◆ Task details ◆
Output the full listing below exactly, without the pictures.

Dataset records on visual material:
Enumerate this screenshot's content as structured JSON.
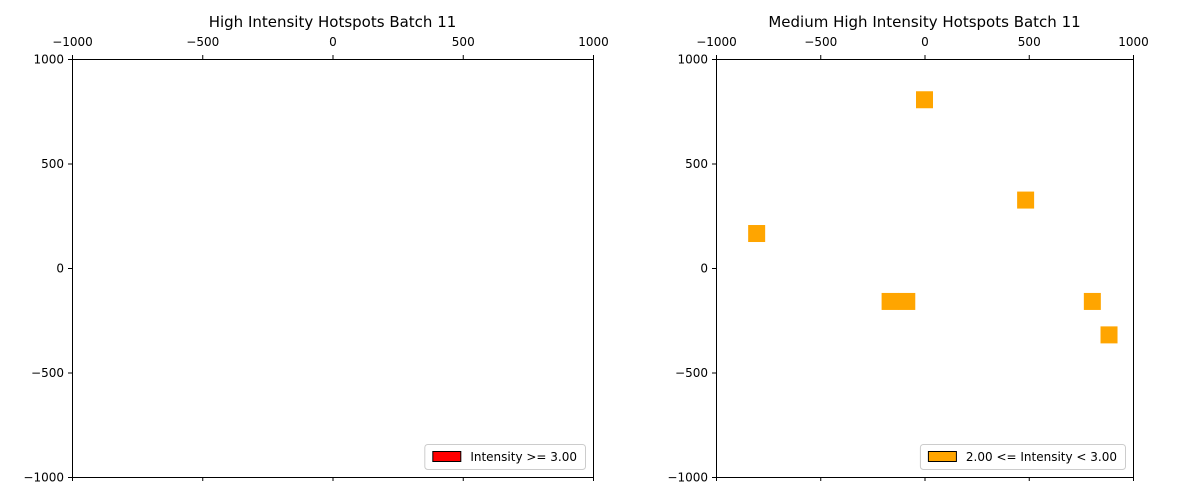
{
  "chart_data": [
    {
      "type": "scatter",
      "title": "High Intensity Hotspots Batch 11",
      "xlim": [
        -1000,
        1000
      ],
      "ylim": [
        -1000,
        1000
      ],
      "x_ticks": [
        -1000,
        -500,
        0,
        500,
        1000
      ],
      "y_ticks": [
        1000,
        500,
        0,
        -500,
        -1000
      ],
      "x_tick_labels": [
        "−1000",
        "−500",
        "0",
        "500",
        "1000"
      ],
      "y_tick_labels": [
        "1000",
        "500",
        "0",
        "−500",
        "−1000"
      ],
      "x_axis_position": "top",
      "grid": false,
      "legend": {
        "position": "lower-right",
        "entries": [
          {
            "label": "Intensity >= 3.00",
            "color": "#ff0000"
          }
        ]
      },
      "marker": "square",
      "color": "#ff0000",
      "points": []
    },
    {
      "type": "scatter",
      "title": "Medium High Intensity Hotspots Batch 11",
      "xlim": [
        -1000,
        1000
      ],
      "ylim": [
        -1000,
        1000
      ],
      "x_ticks": [
        -1000,
        -500,
        0,
        500,
        1000
      ],
      "y_ticks": [
        1000,
        500,
        0,
        -500,
        -1000
      ],
      "x_tick_labels": [
        "−1000",
        "−500",
        "0",
        "500",
        "1000"
      ],
      "y_tick_labels": [
        "1000",
        "500",
        "0",
        "−500",
        "−1000"
      ],
      "x_axis_position": "top",
      "grid": false,
      "legend": {
        "position": "lower-right",
        "entries": [
          {
            "label": "2.00 <= Intensity < 3.00",
            "color": "#ffa500"
          }
        ]
      },
      "marker": "square",
      "color": "#ffa500",
      "points": [
        {
          "x": 0,
          "y": 805
        },
        {
          "x": 485,
          "y": 325
        },
        {
          "x": -805,
          "y": 165
        },
        {
          "x": -165,
          "y": -160
        },
        {
          "x": -85,
          "y": -160
        },
        {
          "x": 805,
          "y": -160
        },
        {
          "x": 885,
          "y": -320
        }
      ]
    }
  ]
}
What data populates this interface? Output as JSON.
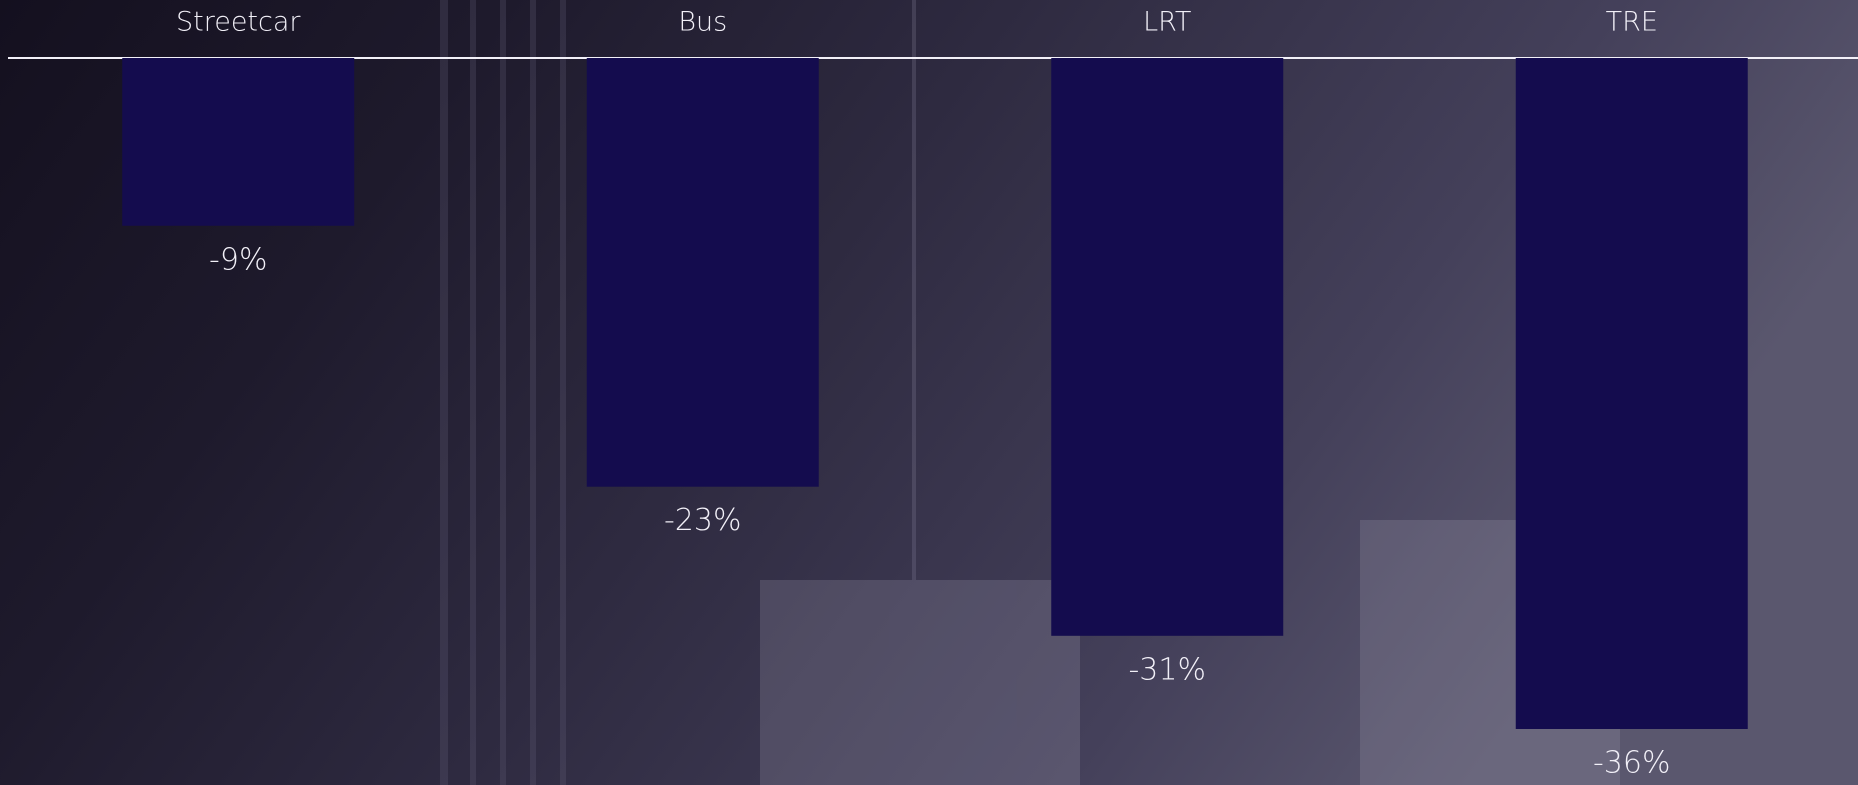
{
  "chart_data": {
    "type": "bar",
    "categories": [
      "Streetcar",
      "Bus",
      "LRT",
      "TRE"
    ],
    "values": [
      -9,
      -23,
      -31,
      -36
    ],
    "value_labels": [
      "-9%",
      "-23%",
      "-31%",
      "-36%"
    ],
    "color": "#140c4e"
  }
}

◆ Task response ◆
Enumerate this screenshot's content as structured JSON.
{
  "chart_data": [
    {
      "type": "scatter",
      "title": "High Intensity Hotspots Batch 11",
      "xlim": [
        -1000,
        1000
      ],
      "ylim": [
        -1000,
        1000
      ],
      "x_ticks": [
        -1000,
        -500,
        0,
        500,
        1000
      ],
      "y_ticks": [
        1000,
        500,
        0,
        -500,
        -1000
      ],
      "x_tick_labels": [
        "−1000",
        "−500",
        "0",
        "500",
        "1000"
      ],
      "y_tick_labels": [
        "1000",
        "500",
        "0",
        "−500",
        "−1000"
      ],
      "x_axis_position": "top",
      "grid": false,
      "legend": {
        "position": "lower-right",
        "entries": [
          {
            "label": "Intensity >= 3.00",
            "color": "#ff0000"
          }
        ]
      },
      "marker": "square",
      "color": "#ff0000",
      "points": []
    },
    {
      "type": "scatter",
      "title": "Medium High Intensity Hotspots Batch 11",
      "xlim": [
        -1000,
        1000
      ],
      "ylim": [
        -1000,
        1000
      ],
      "x_ticks": [
        -1000,
        -500,
        0,
        500,
        1000
      ],
      "y_ticks": [
        1000,
        500,
        0,
        -500,
        -1000
      ],
      "x_tick_labels": [
        "−1000",
        "−500",
        "0",
        "500",
        "1000"
      ],
      "y_tick_labels": [
        "1000",
        "500",
        "0",
        "−500",
        "−1000"
      ],
      "x_axis_position": "top",
      "grid": false,
      "legend": {
        "position": "lower-right",
        "entries": [
          {
            "label": "2.00 <= Intensity < 3.00",
            "color": "#ffa500"
          }
        ]
      },
      "marker": "square",
      "color": "#ffa500",
      "points": [
        {
          "x": 0,
          "y": 805
        },
        {
          "x": 485,
          "y": 325
        },
        {
          "x": -805,
          "y": 165
        },
        {
          "x": -165,
          "y": -160
        },
        {
          "x": -85,
          "y": -160
        },
        {
          "x": 805,
          "y": -160
        },
        {
          "x": 885,
          "y": -320
        }
      ]
    }
  ]
}
What data populates this interface? Output as JSON.
{
  "chart_data": {
    "type": "bar",
    "categories": [
      "Streetcar",
      "Bus",
      "LRT",
      "TRE"
    ],
    "values": [
      -9,
      -23,
      -31,
      -36
    ],
    "value_labels": [
      "-9%",
      "-23%",
      "-31%",
      "-36%"
    ],
    "color": "#140c4e"
  }
}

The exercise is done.